### Problem to work on
Go through the material below and copy all lines with "hiệu".

## START Data supplied

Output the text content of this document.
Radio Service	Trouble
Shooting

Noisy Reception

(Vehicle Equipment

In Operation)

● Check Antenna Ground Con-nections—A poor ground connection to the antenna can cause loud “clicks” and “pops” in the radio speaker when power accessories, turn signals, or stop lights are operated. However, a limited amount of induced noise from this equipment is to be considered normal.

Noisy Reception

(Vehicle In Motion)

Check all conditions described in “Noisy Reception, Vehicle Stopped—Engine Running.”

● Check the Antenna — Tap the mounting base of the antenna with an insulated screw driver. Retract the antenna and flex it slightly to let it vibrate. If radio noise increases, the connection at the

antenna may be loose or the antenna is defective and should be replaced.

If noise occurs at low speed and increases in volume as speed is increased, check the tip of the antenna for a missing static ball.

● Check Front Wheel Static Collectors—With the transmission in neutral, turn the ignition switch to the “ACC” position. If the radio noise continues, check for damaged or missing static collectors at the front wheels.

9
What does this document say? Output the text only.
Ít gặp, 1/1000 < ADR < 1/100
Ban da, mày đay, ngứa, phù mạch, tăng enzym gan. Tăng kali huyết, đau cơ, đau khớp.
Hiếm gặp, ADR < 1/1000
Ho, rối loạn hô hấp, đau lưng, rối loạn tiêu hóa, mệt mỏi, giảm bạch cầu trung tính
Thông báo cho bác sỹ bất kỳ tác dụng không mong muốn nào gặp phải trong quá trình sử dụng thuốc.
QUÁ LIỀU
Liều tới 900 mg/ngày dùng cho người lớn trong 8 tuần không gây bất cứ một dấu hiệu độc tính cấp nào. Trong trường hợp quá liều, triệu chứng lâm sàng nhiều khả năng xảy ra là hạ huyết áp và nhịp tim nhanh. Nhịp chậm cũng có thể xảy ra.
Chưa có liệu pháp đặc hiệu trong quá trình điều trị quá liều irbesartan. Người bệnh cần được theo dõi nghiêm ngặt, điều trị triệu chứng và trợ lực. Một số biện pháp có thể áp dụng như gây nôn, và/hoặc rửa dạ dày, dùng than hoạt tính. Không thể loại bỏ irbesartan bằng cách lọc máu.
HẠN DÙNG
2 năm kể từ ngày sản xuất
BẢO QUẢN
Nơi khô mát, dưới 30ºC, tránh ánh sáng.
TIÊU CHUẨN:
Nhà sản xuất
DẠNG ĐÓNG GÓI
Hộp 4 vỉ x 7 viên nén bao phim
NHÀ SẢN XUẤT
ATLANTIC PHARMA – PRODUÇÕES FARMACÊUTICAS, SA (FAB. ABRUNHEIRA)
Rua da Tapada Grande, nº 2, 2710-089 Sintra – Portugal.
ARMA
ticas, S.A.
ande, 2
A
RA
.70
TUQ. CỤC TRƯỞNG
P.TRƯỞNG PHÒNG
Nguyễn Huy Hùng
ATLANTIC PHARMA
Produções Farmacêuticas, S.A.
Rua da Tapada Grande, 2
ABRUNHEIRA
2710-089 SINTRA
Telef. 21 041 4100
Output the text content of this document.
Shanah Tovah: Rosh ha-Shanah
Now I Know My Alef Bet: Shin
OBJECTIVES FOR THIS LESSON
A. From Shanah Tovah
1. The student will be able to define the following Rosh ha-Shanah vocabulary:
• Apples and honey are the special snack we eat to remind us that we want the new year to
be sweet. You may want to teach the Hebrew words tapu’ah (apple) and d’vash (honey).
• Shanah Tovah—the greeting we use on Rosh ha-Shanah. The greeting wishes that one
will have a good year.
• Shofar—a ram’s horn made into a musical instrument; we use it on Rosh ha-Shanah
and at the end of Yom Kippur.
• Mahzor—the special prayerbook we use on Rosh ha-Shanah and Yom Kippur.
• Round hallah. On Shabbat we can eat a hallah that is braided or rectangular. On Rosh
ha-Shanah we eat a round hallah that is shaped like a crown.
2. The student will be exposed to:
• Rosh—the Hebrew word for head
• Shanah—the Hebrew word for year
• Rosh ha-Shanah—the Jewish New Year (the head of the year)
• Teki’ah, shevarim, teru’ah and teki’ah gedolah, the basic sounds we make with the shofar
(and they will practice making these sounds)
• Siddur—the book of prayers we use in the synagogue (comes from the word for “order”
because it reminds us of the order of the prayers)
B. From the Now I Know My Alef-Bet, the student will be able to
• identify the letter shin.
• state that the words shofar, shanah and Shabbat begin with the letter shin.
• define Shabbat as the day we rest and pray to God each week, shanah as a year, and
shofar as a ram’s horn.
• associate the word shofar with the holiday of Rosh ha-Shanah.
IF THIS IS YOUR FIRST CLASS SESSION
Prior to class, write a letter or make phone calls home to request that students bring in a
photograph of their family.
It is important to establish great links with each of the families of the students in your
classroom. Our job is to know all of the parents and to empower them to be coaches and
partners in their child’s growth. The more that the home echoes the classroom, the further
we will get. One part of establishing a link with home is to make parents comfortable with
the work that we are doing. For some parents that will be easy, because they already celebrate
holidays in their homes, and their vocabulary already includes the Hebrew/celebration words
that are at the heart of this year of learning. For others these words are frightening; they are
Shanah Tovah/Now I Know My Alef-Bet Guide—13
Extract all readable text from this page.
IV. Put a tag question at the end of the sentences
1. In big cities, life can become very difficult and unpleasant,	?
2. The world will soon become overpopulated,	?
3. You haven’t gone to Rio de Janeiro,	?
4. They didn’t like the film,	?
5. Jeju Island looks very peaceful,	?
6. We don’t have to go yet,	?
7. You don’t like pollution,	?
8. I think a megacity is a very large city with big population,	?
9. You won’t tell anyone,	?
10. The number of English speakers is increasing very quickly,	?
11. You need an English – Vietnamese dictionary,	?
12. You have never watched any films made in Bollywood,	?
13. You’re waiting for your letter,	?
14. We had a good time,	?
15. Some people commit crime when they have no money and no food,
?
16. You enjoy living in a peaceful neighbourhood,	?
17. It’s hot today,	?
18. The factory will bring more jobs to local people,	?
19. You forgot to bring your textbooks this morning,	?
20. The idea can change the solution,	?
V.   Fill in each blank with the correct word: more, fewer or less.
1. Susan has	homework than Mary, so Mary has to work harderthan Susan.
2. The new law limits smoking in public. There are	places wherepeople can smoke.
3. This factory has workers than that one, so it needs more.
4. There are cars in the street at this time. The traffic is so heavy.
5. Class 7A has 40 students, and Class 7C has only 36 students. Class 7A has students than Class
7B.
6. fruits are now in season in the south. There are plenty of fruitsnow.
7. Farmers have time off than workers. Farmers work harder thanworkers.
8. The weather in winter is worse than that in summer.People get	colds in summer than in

## END Data supplied

### Final result
Liều tới 900 mg/ngày dùng cho người lớn trong 8 tuần không gây bất cứ một dấu hiệu độc tính cấp nào. Trong trường hợp quá liều, triệu chứng lâm sàng nhiều khả năng xảy ra là hạ huyết áp và nhịp tim nhanh. Nhịp chậm cũng có thể xảy ra.
Chưa có liệu pháp đặc hiệu trong quá trình điều trị quá liều irbesartan. Người bệnh cần được theo dõi nghiêm ngặt, điều trị triệu chứng và trợ lực. Một số biện pháp có thể áp dụng như gây nôn, và/hoặc rửa dạ dày, dùng than hoạt tính. Không thể loại bỏ irbesartan bằng cách lọc máu.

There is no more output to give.